** BRIEF **
Search the records below for the word "footer" and show every line where it occurs.

## start RECORDS PROVIDED

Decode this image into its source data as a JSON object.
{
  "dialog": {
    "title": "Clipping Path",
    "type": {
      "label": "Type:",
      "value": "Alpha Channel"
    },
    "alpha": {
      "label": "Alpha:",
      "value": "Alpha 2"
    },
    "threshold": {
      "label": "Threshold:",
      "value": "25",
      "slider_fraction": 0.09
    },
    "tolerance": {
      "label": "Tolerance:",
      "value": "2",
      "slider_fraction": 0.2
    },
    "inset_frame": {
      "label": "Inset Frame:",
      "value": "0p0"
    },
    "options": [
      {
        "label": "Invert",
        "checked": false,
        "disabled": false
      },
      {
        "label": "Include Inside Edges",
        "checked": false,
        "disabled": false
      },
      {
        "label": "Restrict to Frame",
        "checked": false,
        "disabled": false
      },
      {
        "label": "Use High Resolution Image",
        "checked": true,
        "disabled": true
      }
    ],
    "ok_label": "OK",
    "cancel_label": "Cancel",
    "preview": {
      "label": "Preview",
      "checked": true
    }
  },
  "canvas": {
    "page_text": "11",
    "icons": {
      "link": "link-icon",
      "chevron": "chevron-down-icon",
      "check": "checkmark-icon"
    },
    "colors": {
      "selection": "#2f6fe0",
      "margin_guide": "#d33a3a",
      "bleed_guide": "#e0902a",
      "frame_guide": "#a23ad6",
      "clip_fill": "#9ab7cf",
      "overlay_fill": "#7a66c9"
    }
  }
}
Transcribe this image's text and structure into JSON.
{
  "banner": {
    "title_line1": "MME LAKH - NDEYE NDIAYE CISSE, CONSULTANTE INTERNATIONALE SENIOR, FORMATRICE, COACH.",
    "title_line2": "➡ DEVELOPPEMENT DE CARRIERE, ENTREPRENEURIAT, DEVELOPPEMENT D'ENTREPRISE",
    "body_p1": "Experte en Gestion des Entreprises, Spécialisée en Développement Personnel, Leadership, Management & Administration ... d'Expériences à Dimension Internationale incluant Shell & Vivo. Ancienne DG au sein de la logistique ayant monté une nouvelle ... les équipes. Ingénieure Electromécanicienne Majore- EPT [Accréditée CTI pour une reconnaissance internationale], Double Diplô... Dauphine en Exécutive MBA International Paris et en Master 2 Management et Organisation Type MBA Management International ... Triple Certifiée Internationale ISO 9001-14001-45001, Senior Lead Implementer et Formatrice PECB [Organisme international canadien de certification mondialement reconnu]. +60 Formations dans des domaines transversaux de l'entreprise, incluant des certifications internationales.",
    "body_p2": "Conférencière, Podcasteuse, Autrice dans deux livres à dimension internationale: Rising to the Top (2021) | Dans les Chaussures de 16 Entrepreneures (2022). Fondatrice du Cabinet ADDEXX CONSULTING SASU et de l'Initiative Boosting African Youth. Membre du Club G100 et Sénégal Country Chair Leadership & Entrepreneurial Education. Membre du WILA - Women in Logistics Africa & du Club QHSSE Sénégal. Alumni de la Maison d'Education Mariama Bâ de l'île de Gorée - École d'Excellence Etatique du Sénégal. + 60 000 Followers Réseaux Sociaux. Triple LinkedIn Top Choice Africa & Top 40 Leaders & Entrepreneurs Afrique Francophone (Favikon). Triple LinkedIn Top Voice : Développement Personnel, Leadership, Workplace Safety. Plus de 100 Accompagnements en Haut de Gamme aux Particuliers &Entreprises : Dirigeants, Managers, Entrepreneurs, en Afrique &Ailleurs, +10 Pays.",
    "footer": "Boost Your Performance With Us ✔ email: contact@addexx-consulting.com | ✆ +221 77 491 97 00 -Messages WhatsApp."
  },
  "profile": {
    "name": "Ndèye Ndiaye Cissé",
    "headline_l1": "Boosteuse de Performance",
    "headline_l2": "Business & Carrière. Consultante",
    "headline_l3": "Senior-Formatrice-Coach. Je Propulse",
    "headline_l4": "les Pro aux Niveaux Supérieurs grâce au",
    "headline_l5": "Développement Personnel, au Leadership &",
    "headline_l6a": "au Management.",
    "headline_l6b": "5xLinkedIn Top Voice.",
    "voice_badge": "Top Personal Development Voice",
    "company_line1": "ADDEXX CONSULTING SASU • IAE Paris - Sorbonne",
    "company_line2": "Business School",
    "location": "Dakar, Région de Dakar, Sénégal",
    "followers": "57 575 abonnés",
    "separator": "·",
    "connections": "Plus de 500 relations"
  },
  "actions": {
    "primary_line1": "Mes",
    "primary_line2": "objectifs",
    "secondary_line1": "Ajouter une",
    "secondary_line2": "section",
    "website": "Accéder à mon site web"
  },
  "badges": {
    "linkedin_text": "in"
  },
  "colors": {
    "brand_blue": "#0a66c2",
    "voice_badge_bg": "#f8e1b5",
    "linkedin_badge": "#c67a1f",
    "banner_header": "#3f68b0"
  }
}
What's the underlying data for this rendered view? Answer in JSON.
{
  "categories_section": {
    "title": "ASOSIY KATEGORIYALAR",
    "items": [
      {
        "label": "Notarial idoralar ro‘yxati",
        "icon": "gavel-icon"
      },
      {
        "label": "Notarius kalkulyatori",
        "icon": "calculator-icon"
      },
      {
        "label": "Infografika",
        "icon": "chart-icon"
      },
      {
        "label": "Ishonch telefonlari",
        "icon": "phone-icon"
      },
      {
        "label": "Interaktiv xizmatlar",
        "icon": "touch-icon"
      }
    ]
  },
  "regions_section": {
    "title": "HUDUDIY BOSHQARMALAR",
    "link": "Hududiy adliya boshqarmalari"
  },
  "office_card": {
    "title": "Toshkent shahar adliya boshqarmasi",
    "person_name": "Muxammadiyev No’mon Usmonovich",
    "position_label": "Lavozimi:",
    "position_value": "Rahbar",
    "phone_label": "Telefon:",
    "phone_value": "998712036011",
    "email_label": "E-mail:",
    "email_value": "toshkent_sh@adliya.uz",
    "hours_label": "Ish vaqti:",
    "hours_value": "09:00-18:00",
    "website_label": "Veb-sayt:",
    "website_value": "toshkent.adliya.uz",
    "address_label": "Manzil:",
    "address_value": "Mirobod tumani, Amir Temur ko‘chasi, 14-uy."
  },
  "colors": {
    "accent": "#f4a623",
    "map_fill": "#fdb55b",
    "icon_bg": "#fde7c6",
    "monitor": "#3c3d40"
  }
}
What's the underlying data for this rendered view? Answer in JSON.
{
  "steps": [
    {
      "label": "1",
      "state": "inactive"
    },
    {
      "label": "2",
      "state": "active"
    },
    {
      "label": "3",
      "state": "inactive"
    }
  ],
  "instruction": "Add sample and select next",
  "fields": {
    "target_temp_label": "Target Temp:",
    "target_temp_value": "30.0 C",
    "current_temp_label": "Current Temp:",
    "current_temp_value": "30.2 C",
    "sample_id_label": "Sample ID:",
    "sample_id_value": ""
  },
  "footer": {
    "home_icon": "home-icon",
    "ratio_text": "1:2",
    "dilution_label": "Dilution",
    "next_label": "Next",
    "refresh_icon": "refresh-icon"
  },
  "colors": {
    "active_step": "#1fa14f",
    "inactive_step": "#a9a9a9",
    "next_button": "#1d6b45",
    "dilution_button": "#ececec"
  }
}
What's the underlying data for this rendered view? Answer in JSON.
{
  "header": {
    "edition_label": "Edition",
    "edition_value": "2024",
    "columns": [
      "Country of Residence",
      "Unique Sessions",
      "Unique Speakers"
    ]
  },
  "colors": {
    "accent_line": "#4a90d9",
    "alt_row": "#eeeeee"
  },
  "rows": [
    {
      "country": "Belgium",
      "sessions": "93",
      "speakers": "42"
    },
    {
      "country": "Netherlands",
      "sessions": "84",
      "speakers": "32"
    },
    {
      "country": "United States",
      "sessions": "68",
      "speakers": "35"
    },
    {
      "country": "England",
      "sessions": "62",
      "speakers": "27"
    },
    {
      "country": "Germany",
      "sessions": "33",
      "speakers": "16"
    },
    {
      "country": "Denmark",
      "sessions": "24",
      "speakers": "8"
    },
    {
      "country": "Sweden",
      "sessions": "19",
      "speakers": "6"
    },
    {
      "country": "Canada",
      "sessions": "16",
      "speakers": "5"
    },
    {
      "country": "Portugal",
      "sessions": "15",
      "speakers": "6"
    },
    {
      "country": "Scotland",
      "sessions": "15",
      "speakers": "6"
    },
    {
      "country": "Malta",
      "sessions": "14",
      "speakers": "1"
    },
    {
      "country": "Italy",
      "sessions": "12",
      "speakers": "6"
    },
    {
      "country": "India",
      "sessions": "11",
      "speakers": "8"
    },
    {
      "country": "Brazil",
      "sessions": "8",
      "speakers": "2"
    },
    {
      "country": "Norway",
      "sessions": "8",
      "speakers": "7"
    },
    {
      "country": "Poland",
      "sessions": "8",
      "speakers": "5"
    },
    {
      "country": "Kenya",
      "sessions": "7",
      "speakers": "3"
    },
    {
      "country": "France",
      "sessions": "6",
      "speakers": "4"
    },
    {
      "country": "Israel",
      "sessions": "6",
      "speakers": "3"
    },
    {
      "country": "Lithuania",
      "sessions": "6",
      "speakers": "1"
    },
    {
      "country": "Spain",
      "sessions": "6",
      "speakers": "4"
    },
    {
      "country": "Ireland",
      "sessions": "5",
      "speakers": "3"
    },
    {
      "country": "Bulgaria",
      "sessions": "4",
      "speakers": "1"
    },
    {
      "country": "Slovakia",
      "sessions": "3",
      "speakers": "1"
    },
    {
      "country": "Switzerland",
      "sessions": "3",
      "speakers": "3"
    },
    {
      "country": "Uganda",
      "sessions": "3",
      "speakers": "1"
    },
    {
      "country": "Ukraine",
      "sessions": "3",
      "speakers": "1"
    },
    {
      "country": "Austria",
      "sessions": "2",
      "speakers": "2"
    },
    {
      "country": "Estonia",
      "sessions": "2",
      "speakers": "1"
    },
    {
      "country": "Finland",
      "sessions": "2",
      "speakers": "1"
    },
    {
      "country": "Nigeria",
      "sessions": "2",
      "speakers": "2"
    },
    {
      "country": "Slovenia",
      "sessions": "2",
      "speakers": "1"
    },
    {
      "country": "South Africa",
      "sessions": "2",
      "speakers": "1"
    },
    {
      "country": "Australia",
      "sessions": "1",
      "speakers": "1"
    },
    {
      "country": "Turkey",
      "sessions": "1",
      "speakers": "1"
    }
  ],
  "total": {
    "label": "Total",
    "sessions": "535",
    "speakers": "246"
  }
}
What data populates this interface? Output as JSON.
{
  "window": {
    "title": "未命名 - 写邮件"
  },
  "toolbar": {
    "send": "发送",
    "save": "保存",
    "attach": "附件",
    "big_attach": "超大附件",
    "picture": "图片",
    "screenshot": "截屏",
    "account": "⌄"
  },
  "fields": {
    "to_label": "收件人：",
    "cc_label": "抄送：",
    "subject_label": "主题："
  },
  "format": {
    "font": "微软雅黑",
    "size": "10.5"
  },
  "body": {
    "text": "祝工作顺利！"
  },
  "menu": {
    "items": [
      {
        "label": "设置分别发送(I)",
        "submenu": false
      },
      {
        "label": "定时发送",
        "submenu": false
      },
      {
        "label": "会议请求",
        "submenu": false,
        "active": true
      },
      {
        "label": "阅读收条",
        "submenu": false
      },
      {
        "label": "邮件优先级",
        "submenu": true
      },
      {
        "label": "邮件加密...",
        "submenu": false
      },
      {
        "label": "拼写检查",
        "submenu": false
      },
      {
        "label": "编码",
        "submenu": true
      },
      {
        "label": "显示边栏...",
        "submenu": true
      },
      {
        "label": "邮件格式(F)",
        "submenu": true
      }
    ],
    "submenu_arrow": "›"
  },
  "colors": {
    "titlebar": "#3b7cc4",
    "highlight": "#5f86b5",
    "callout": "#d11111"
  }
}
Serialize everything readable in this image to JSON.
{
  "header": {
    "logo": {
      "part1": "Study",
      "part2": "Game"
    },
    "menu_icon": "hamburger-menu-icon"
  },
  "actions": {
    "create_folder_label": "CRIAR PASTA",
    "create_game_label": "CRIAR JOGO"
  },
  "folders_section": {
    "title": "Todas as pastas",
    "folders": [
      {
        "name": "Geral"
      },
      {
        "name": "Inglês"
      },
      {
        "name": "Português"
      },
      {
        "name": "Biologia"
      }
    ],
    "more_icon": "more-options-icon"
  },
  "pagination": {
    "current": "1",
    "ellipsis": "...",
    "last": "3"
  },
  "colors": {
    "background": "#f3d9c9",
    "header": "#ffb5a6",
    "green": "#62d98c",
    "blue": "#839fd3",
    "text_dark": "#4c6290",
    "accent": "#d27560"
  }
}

## end RECORDS PROVIDED

** COMPLETE OUTPUT **
    "footer": "Boost Your Performance With Us ✔ email: contact@addexx-consulting.com | ✆ +221 77 491 97 00 -Messages WhatsApp."
  "footer": {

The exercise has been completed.